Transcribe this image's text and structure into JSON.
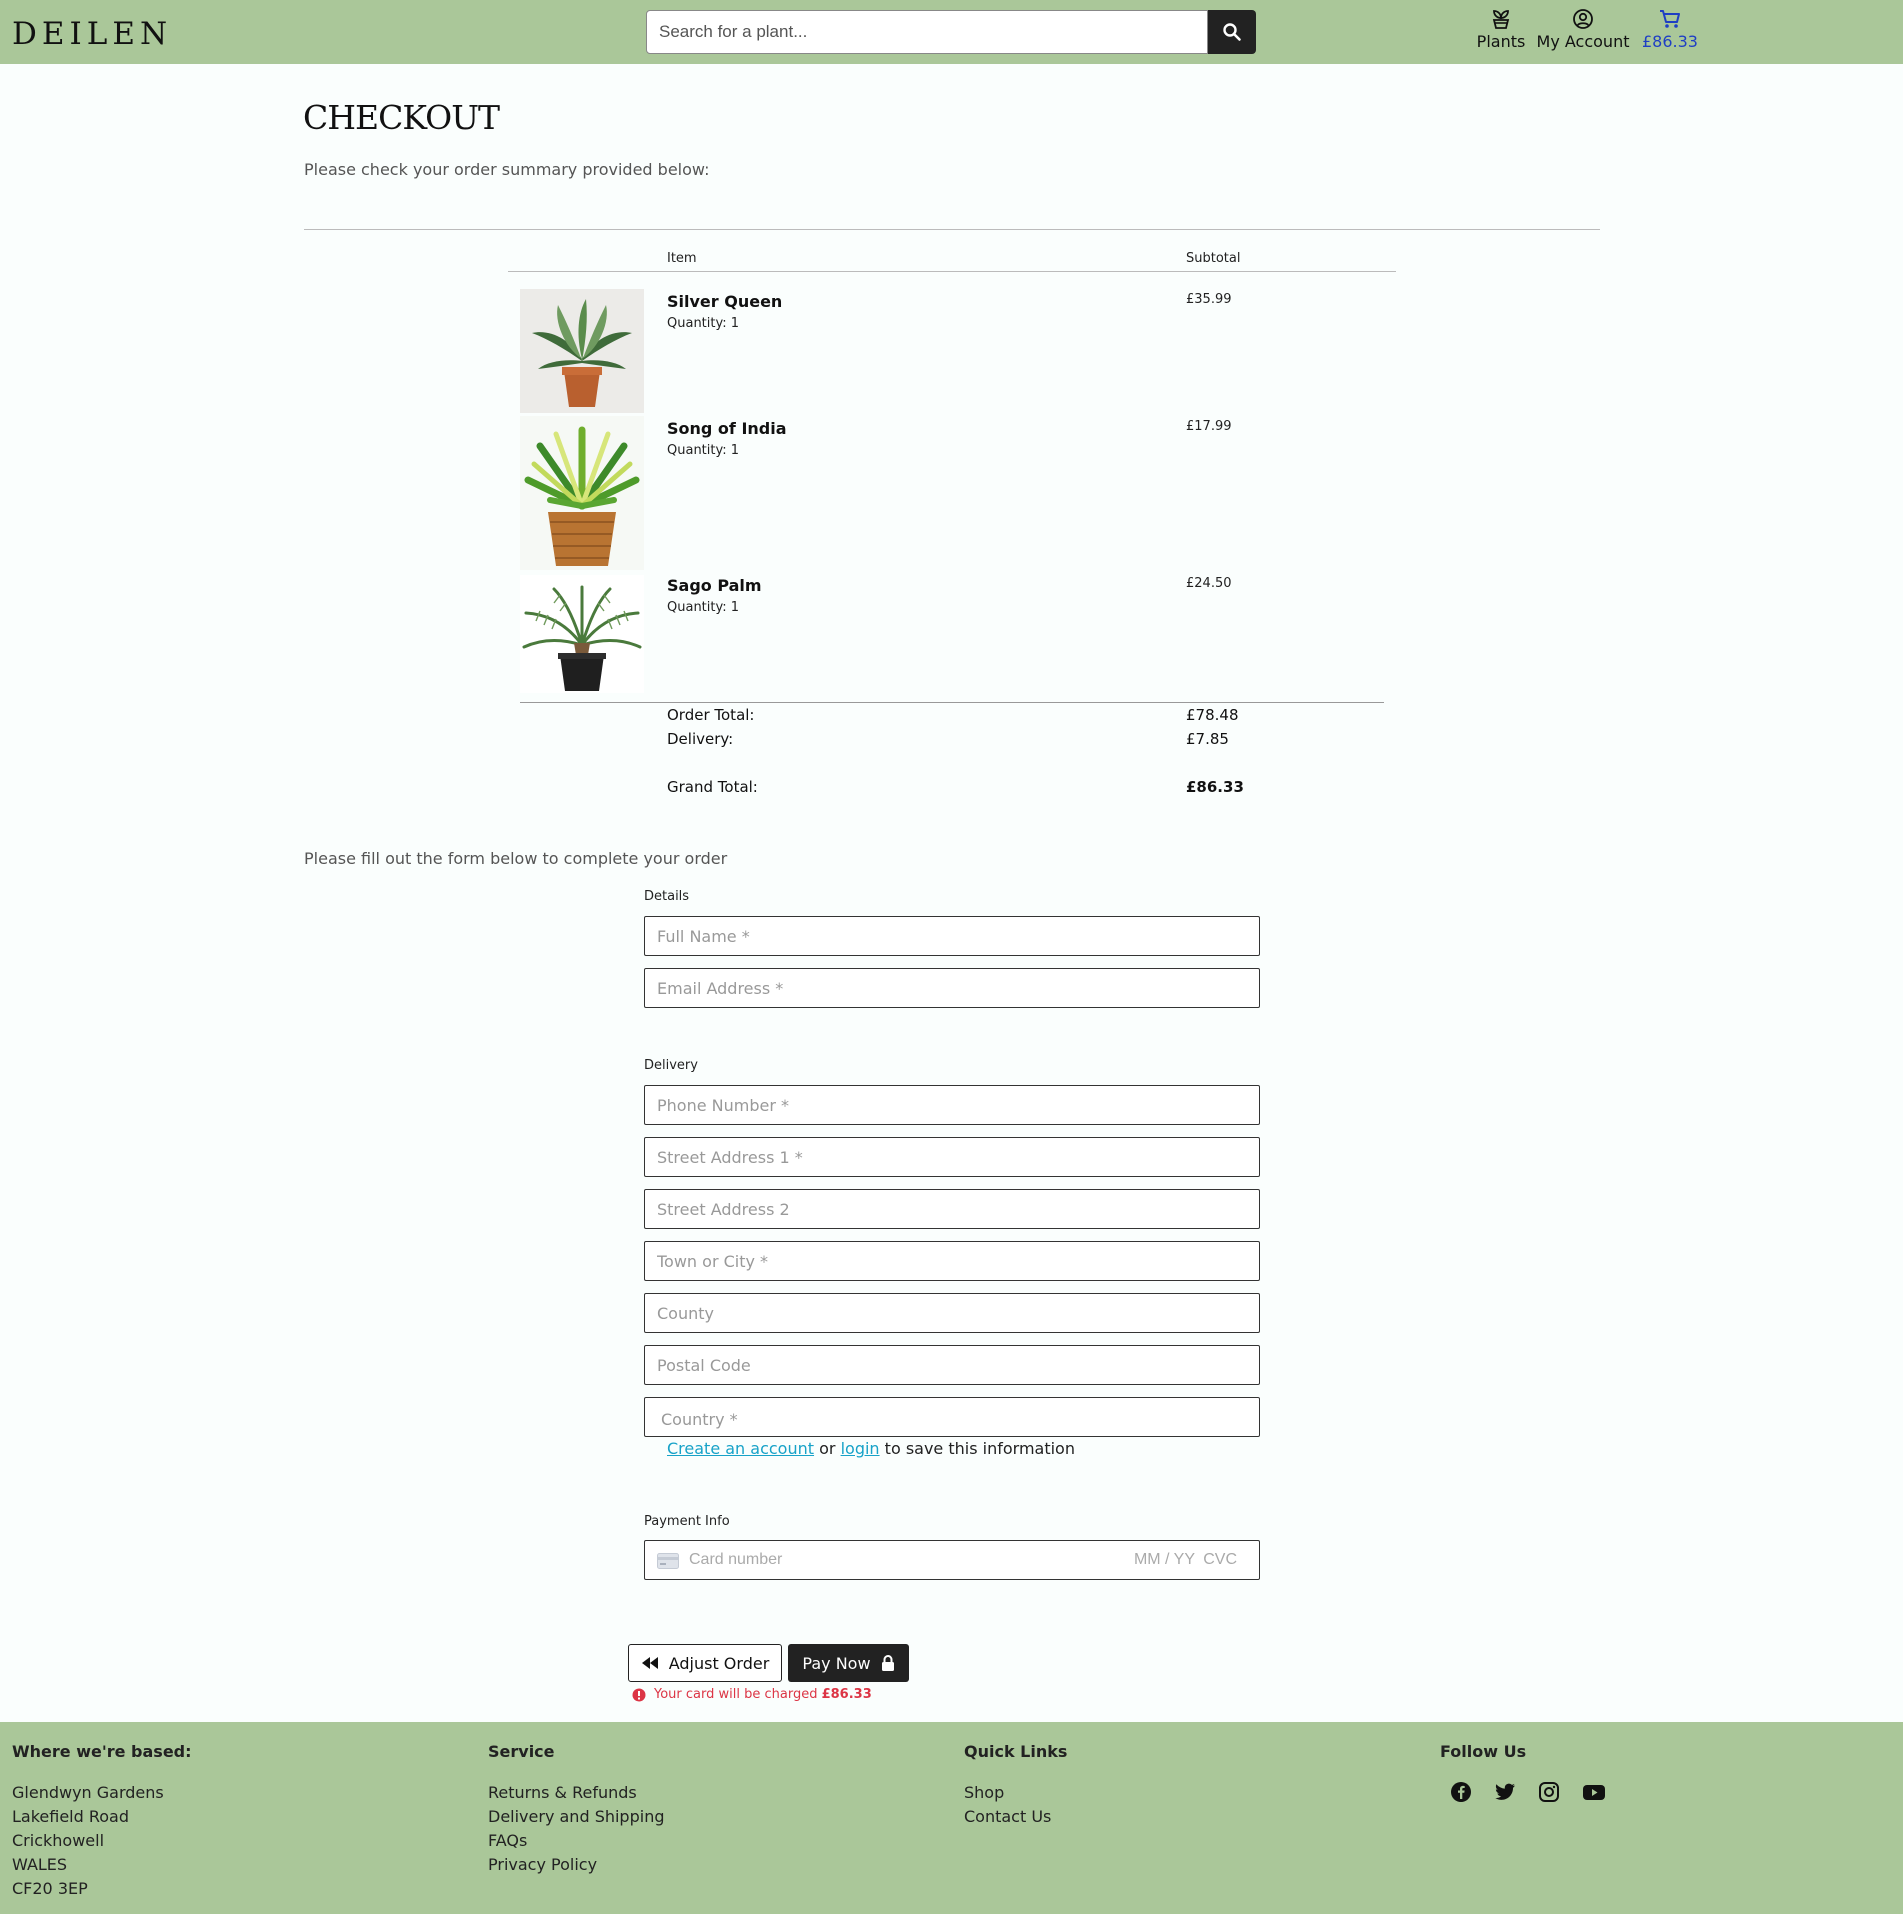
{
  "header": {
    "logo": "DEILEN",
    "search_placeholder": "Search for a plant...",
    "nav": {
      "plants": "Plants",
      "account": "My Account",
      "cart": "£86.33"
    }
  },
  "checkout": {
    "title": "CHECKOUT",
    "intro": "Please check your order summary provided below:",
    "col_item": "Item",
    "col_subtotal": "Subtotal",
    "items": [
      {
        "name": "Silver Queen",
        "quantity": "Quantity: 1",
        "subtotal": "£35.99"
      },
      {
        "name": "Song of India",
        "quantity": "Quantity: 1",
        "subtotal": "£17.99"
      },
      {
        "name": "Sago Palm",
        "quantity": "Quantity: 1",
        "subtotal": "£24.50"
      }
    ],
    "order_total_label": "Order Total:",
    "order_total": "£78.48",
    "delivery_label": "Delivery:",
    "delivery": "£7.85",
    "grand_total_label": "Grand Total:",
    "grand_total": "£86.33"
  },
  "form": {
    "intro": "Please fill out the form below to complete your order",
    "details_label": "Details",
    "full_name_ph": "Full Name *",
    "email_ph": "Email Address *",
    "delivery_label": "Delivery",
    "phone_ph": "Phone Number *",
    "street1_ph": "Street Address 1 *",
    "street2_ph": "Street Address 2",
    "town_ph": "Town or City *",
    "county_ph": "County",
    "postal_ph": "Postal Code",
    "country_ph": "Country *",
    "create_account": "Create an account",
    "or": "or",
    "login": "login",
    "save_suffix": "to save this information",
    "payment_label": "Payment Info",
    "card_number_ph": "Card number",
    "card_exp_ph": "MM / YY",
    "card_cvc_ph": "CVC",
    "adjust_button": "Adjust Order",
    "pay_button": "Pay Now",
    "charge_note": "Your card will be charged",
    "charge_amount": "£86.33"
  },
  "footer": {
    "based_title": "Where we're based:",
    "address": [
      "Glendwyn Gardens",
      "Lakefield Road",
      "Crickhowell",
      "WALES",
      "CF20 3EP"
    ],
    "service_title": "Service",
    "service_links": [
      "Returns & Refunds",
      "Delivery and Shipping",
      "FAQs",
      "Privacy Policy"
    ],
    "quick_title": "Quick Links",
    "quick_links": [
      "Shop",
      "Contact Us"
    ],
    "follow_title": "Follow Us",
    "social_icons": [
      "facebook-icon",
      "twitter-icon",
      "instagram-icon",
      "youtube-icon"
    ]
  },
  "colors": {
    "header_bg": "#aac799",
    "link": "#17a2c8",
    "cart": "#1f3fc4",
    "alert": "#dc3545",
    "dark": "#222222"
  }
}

------------------------------------

Copy each line containing the word "this" from the data.

_EXPECTED ANSWER:_
Transcribe this image's text and structure into JSON.
    "save_suffix": "to save this information",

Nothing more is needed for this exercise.